:: DOCUMENT PASSAGE ::
- - - - -
To determine whether spatial frequency information contributed to AM-rate matches over and above perceived clutter, we computed the correlation between the clutter rating and the contrast energy in each spatial frequency bin. If AM-rate matches are completely mediated by perceived clutter, the mid-range spatial frequencies that strongly drive faster AM-rate matches should also strongly drive higher clutter ratings. As can be seen in Figure 3 (gray curve), although the functions for perceived clutter and AM-rate matches are both broadly elevated within a similar range of spatial frequencies, the peak1 occurs at a significantly higher spatial frequency for perceived clutter (M=1.30 c/d, SD=1.93) than for AM-rate matches (M=0.44 c/d, SD=4.09), t(17) = 3.62 , p < .01. Thus, although spatial frequency and perceived clutter similarly contribute to AM-rate matches, perceived clutter depends on a slightly higher range of spatial frequencies than does the crossmodal association. This suggests that spatial frequency profiles of a visual scene contribute to AM-rate matches over and above perceived clutter.
- - - - -
:: MATERIAL PROVIDED ::
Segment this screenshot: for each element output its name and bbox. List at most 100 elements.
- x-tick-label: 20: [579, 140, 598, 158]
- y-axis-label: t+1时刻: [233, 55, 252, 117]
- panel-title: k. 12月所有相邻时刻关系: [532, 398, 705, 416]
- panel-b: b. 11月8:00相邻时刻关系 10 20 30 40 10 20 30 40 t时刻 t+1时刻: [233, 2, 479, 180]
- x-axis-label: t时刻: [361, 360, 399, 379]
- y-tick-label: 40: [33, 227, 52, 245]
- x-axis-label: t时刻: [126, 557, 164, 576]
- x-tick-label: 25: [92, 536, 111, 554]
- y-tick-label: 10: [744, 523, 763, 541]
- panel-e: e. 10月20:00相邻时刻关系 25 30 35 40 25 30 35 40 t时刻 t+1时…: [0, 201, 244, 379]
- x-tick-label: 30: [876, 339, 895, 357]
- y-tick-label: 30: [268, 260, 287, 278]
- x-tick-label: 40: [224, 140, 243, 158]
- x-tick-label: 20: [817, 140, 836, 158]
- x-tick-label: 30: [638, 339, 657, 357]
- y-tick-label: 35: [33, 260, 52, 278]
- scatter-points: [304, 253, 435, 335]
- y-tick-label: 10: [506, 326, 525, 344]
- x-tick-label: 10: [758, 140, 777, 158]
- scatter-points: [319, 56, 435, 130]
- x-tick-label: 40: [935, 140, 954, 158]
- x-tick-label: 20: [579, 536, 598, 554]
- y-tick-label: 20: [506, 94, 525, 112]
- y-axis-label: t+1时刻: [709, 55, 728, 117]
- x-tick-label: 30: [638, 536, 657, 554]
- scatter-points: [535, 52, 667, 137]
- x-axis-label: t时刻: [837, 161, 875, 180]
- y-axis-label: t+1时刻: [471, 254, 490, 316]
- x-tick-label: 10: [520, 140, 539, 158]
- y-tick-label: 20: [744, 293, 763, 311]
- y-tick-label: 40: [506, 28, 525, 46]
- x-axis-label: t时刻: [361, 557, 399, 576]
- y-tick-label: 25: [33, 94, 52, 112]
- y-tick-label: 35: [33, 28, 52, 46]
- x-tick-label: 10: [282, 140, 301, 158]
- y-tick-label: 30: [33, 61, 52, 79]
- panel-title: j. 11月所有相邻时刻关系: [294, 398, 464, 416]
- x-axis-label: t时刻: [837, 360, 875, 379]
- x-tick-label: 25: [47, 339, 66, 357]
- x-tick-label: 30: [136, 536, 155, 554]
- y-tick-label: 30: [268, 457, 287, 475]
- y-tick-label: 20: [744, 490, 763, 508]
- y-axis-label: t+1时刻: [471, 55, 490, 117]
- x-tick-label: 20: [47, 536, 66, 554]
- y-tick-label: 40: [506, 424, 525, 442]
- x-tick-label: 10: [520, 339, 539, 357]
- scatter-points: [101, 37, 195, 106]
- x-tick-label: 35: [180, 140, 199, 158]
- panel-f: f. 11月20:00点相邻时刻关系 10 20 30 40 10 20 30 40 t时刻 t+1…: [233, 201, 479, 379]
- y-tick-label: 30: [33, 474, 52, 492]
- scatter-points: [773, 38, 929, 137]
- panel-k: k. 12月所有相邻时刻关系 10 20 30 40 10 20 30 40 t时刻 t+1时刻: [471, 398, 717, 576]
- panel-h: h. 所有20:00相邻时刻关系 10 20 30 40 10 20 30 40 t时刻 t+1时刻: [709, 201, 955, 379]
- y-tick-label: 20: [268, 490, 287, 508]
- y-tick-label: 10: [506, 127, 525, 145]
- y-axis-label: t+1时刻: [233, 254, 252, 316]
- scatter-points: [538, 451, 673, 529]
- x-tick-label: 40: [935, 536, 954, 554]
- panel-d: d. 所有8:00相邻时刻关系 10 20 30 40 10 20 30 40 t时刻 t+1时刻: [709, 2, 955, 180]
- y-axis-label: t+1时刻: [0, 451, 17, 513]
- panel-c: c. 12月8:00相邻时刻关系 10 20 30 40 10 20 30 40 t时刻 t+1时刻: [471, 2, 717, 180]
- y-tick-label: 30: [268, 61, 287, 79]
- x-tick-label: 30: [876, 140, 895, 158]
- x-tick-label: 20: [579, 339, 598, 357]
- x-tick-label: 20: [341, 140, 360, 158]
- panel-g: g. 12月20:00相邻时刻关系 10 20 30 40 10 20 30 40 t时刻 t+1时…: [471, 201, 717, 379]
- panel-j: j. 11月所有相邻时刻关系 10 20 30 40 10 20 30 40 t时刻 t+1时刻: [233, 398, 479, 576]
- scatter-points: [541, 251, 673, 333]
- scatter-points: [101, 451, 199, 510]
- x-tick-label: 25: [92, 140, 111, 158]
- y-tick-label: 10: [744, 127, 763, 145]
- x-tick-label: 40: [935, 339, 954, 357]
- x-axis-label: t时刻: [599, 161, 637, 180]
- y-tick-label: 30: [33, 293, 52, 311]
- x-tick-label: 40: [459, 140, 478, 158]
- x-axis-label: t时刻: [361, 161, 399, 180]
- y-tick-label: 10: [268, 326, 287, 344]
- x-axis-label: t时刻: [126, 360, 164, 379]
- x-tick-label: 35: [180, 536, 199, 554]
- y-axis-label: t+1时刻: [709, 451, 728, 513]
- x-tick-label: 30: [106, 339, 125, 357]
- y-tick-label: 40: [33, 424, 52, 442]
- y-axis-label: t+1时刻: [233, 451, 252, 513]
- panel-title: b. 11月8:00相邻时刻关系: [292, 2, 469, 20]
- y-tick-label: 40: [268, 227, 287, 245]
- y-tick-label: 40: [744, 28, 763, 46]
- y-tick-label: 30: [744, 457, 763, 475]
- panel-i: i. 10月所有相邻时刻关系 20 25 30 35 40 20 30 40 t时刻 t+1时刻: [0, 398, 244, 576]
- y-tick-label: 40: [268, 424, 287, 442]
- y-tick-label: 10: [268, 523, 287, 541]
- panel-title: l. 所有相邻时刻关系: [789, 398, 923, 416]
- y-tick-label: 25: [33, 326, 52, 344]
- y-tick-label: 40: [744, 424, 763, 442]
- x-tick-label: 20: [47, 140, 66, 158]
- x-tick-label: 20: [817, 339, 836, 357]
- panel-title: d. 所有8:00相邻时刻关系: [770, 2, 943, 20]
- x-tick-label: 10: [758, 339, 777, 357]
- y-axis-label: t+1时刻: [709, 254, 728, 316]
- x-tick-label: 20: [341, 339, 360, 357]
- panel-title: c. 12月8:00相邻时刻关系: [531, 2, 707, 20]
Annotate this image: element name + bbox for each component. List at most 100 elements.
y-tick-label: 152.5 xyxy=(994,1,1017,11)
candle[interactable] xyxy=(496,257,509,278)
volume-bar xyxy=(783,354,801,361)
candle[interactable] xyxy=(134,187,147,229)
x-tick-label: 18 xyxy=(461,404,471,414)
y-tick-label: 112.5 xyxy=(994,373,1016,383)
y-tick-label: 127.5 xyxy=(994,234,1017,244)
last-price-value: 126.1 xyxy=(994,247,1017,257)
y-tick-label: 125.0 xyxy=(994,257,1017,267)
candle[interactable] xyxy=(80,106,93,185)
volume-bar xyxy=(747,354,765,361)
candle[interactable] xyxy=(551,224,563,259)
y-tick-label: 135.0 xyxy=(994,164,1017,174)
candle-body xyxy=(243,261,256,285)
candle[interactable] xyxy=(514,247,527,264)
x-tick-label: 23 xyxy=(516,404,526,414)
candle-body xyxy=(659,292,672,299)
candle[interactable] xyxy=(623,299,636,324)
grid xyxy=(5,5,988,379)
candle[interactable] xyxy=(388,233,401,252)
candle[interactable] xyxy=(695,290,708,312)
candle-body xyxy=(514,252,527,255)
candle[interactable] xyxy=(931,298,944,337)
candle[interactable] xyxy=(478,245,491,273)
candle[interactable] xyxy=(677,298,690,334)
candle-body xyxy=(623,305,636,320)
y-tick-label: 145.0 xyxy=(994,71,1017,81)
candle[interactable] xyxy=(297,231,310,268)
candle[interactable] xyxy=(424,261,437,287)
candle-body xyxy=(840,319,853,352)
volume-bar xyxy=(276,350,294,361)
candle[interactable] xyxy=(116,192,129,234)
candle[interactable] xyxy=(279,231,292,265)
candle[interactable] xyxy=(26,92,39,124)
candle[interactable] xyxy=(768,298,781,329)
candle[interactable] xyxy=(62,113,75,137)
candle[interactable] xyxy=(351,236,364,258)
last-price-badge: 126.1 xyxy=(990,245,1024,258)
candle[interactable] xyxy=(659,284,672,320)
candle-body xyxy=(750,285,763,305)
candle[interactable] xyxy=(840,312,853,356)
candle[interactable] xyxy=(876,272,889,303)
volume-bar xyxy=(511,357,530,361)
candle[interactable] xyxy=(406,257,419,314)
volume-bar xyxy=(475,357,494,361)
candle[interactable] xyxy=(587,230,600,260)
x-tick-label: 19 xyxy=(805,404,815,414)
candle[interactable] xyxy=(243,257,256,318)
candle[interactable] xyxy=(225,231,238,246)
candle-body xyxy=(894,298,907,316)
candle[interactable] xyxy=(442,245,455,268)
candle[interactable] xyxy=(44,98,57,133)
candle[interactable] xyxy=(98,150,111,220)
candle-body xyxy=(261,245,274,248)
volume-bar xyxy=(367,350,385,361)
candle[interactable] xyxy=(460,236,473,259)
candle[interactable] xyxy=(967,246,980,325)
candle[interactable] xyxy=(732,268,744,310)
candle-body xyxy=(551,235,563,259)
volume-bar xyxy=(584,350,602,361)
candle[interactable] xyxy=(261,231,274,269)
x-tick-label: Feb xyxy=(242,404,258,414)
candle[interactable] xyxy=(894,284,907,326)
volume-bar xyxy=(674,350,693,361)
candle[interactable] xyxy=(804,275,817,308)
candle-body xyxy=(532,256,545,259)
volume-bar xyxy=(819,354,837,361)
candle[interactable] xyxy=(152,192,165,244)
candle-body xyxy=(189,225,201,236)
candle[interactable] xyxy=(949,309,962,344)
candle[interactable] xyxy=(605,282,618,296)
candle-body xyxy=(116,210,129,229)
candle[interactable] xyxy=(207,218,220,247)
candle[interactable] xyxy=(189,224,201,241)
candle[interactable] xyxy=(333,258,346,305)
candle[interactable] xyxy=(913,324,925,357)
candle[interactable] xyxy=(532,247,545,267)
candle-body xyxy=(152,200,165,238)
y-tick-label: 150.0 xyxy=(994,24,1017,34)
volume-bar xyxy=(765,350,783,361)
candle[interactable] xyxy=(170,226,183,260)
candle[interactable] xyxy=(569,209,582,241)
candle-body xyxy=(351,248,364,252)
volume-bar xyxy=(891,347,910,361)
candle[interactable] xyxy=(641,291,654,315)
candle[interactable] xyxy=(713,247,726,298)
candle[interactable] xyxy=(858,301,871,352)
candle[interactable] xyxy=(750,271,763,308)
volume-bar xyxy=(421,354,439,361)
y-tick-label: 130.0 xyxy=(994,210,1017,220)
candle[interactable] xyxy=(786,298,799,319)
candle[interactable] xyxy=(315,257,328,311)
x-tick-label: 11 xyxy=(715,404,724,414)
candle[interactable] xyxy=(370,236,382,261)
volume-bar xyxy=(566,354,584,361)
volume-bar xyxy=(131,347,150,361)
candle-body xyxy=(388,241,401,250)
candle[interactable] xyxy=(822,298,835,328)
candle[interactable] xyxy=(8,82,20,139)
- - - - -
:: TASK SET ::
1 > Answer these about the passage on spatial frequency and perceived clutter:
(a) What correlation was computed to test whether spatial frequency contributed to AM-rate matches beyond perceived clutter?
(b) Which figure and which curve in it are cited?
(c) What were the degrees of freedom and the t value in the reported comparison?
2 > List every mean and standard deviation reported in the spatial frequency passage, stating the measure each one belongs to.
3 > Please write a continuation of the passage on spatial frequency and perceived clutter, starting after its final sentence.
The data above have no connection to the passage on spatial frequency and perceived clutter.

:: ANSWERS TO THE PROBLEMS ::
1 >
(a) The correlation between the clutter rating and the contrast energy in each spatial frequency bin.
(b) Figure 3, the gray curve.
(c) 17 degrees of freedom, t = 3.62.

2 >
- Perceived clutter: M = 1.30 c/d
- Perceived clutter: SD = 1.93
- AM-rate matches: M = 0.44 c/d
- AM-rate matches: SD = 4.09

3 >
Experiment 2

The goal of this experiment was to determine whether the spatial-frequency-mediated crossmodal association between visual scenes and auditory AM rate was based on retinal, physical, or object-based spatial frequency. In the case of single-spatial-frequency texture patches (Gabor patches), the association is based on physical spatial frequency (Guzman-Martinez et al., 2012). For texture perception, physical spatial frequency is informative because it allows anticipation of felt texture prior to touching a surface. For scene perception, however, object-based spatial frequency (number of cycles per object) would be particularly informative because it conveys information about object structure and scene features irrespective of viewing distance or scaling of the photographs (e.g. Parish & Sperling, 1991; Sowden & Schyns, 2006). Thus, it is possible that AM-rate matches to natural scenes may be based on object-based (rather than physical) spatial frequency.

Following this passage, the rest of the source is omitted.